• _RECORDS SUPPLIED_:
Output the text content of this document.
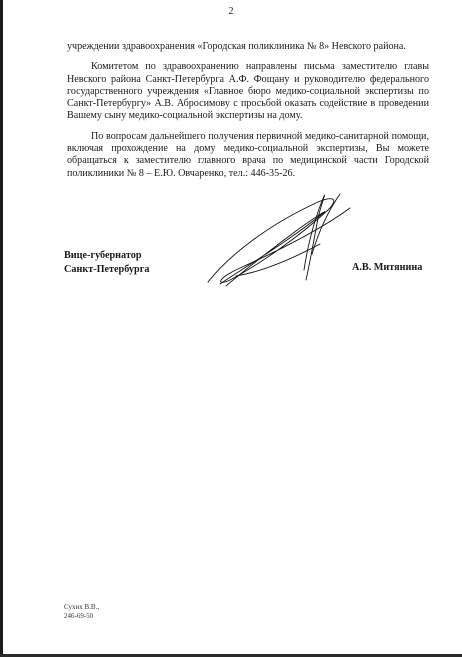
2

учреждении здравоохранения «Городская поликлиника № 8» Невского района.

Комитетом по здравоохранению направлены письма заместителю главы Невского района Санкт-Петербурга А.Ф. Фощану и руководителю федерального государственного учреждения «Главное бюро медико-социальной экспертизы по Санкт-Петербургу» А.В. Абросимову с просьбой оказать содействие в проведении Вашему сыну медико-социальной экспертизы на дому.

По вопросам дальнейшего получения первичной медико-санитарной помощи, включая прохождение на дому медико-социальной экспертизы, Вы можете обращаться к заместителю главного врача по медицинской части Городской поликлиники № 8 – Е.Ю. Овчаренко, тел.: 446-35-26.

Вице-губернатор
Санкт-Петербурга	А.В. Митянина
Сухих В.В.,
246-69-50
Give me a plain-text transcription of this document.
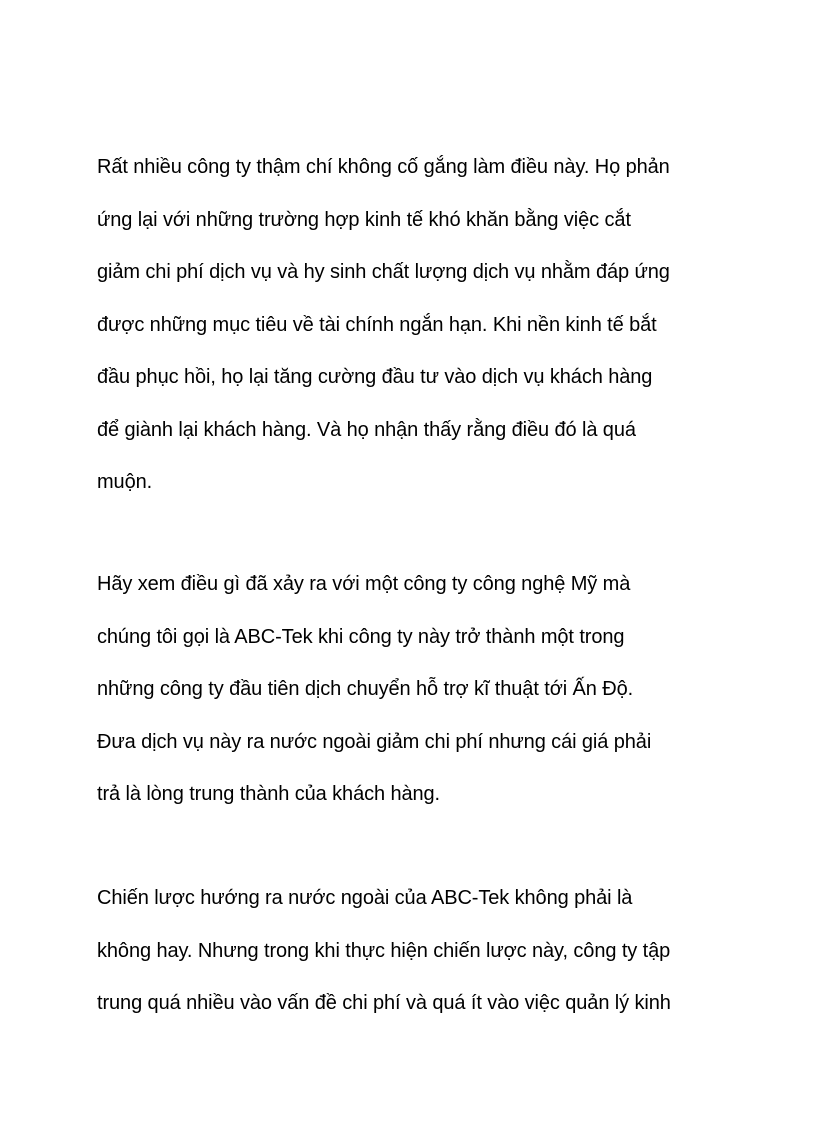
Rất nhiều công ty thậm chí không cố gắng làm điều này. Họ phản
ứng lại với những trường hợp kinh tế khó khăn bằng việc cắt
giảm chi phí dịch vụ và hy sinh chất lượng dịch vụ nhằm đáp ứng
được những mục tiêu về tài chính ngắn hạn. Khi nền kinh tế bắt
đầu phục hồi, họ lại tăng cường đầu tư vào dịch vụ khách hàng
để giành lại khách hàng. Và họ nhận thấy rằng điều đó là quá
muộn.
Hãy xem điều gì đã xảy ra với một công ty công nghệ Mỹ mà
chúng tôi gọi là ABC-Tek khi công ty này trở thành một trong
những công ty đầu tiên dịch chuyển hỗ trợ kĩ thuật tới Ấn Độ.
Đưa dịch vụ này ra nước ngoài giảm chi phí nhưng cái giá phải
trả là lòng trung thành của khách hàng.
Chiến lược hướng ra nước ngoài của ABC-Tek không phải là
không hay. Nhưng trong khi thực hiện chiến lược này, công ty tập
trung quá nhiều vào vấn đề chi phí và quá ít vào việc quản lý kinh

• _GOAL OF THE EXERCISE_: Using the records above, output their complete text exactly, minus any images.

• _WORKED ANSWER_:
Output the text content of this document.
2

учреждении здравоохранения «Городская поликлиника № 8» Невского района.

Комитетом по здравоохранению направлены письма заместителю главы Невского района Санкт-Петербурга А.Ф. Фощану и руководителю федерального государственного учреждения «Главное бюро медико-социальной экспертизы по Санкт-Петербургу» А.В. Абросимову с просьбой оказать содействие в проведении Вашему сыну медико-социальной экспертизы на дому.

По вопросам дальнейшего получения первичной медико-санитарной помощи, включая прохождение на дому медико-социальной экспертизы, Вы можете обращаться к заместителю главного врача по медицинской части Городской поликлиники № 8 – Е.Ю. Овчаренко, тел.: 446-35-26.

Вице-губернатор
Санкт-Петербурга	А.В. Митянина
Сухих В.В.,
246-69-50
Give me a plain-text transcription of this document.
Rất nhiều công ty thậm chí không cố gắng làm điều này. Họ phản
ứng lại với những trường hợp kinh tế khó khăn bằng việc cắt
giảm chi phí dịch vụ và hy sinh chất lượng dịch vụ nhằm đáp ứng
được những mục tiêu về tài chính ngắn hạn. Khi nền kinh tế bắt
đầu phục hồi, họ lại tăng cường đầu tư vào dịch vụ khách hàng
để giành lại khách hàng. Và họ nhận thấy rằng điều đó là quá
muộn.
Hãy xem điều gì đã xảy ra với một công ty công nghệ Mỹ mà
chúng tôi gọi là ABC-Tek khi công ty này trở thành một trong
những công ty đầu tiên dịch chuyển hỗ trợ kĩ thuật tới Ấn Độ.
Đưa dịch vụ này ra nước ngoài giảm chi phí nhưng cái giá phải
trả là lòng trung thành của khách hàng.
Chiến lược hướng ra nước ngoài của ABC-Tek không phải là
không hay. Nhưng trong khi thực hiện chiến lược này, công ty tập
trung quá nhiều vào vấn đề chi phí và quá ít vào việc quản lý kinh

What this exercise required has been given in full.